EXERCISE AIM - Take from the listing each line that has the string "preguntas".

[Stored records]
-- BEGIN --

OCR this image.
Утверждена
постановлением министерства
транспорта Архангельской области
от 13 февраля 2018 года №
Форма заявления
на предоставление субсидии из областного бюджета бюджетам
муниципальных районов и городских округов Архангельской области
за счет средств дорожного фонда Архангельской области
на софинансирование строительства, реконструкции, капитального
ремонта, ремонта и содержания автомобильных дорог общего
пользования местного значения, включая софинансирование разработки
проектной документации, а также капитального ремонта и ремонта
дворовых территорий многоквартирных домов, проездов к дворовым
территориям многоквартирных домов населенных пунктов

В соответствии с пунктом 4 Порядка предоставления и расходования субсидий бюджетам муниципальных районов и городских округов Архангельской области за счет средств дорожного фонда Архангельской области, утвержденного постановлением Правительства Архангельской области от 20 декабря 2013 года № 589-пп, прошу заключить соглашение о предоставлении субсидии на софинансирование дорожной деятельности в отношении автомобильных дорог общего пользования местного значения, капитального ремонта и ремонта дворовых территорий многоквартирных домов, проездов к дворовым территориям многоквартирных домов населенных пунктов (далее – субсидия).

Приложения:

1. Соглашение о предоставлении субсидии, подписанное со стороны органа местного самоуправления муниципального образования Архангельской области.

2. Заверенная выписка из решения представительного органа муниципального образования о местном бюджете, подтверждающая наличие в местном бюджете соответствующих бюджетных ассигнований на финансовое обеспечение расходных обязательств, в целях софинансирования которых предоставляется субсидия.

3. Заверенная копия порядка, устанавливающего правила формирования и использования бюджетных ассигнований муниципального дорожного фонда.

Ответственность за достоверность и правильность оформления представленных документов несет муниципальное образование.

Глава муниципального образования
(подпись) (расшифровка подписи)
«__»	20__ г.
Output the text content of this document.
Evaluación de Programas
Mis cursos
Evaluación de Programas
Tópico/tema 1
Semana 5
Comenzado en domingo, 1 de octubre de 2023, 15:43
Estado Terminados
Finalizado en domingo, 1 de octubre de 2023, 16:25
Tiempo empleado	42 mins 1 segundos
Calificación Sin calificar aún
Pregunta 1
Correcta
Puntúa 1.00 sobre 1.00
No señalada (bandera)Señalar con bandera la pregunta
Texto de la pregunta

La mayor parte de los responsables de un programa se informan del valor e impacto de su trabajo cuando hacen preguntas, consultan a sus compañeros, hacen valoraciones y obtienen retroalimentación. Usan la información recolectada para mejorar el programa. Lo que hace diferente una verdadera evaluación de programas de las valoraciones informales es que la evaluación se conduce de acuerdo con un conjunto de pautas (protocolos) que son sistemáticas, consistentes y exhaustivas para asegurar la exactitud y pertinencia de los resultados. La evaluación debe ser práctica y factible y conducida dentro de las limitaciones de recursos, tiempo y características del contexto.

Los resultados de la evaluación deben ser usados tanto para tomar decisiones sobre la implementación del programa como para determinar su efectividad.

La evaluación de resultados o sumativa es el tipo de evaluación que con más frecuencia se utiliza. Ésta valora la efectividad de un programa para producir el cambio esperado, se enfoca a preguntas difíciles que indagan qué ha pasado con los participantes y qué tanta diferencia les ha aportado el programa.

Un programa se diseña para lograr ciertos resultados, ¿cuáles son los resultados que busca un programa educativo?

-- END --

EXERCISE OUTPUT -
La mayor parte de los responsables de un programa se informan del valor e impacto de su trabajo cuando hacen preguntas, consultan a sus compañeros, hacen valoraciones y obtienen retroalimentación. Usan la información recolectada para mejorar el programa. Lo que hace diferente una verdadera evaluación de programas de las valoraciones informales es que la evaluación se conduce de acuerdo con un conjunto de pautas (protocolos) que son sistemáticas, consistentes y exhaustivas para asegurar la exactitud y pertinencia de los resultados. La evaluación debe ser práctica y factible y conducida dentro de las limitaciones de recursos, tiempo y características del contexto.
La evaluación de resultados o sumativa es el tipo de evaluación que con más frecuencia se utiliza. Ésta valora la efectividad de un programa para producir el cambio esperado, se enfoca a preguntas difíciles que indagan qué ha pasado con los participantes y qué tanta diferencia les ha aportado el programa.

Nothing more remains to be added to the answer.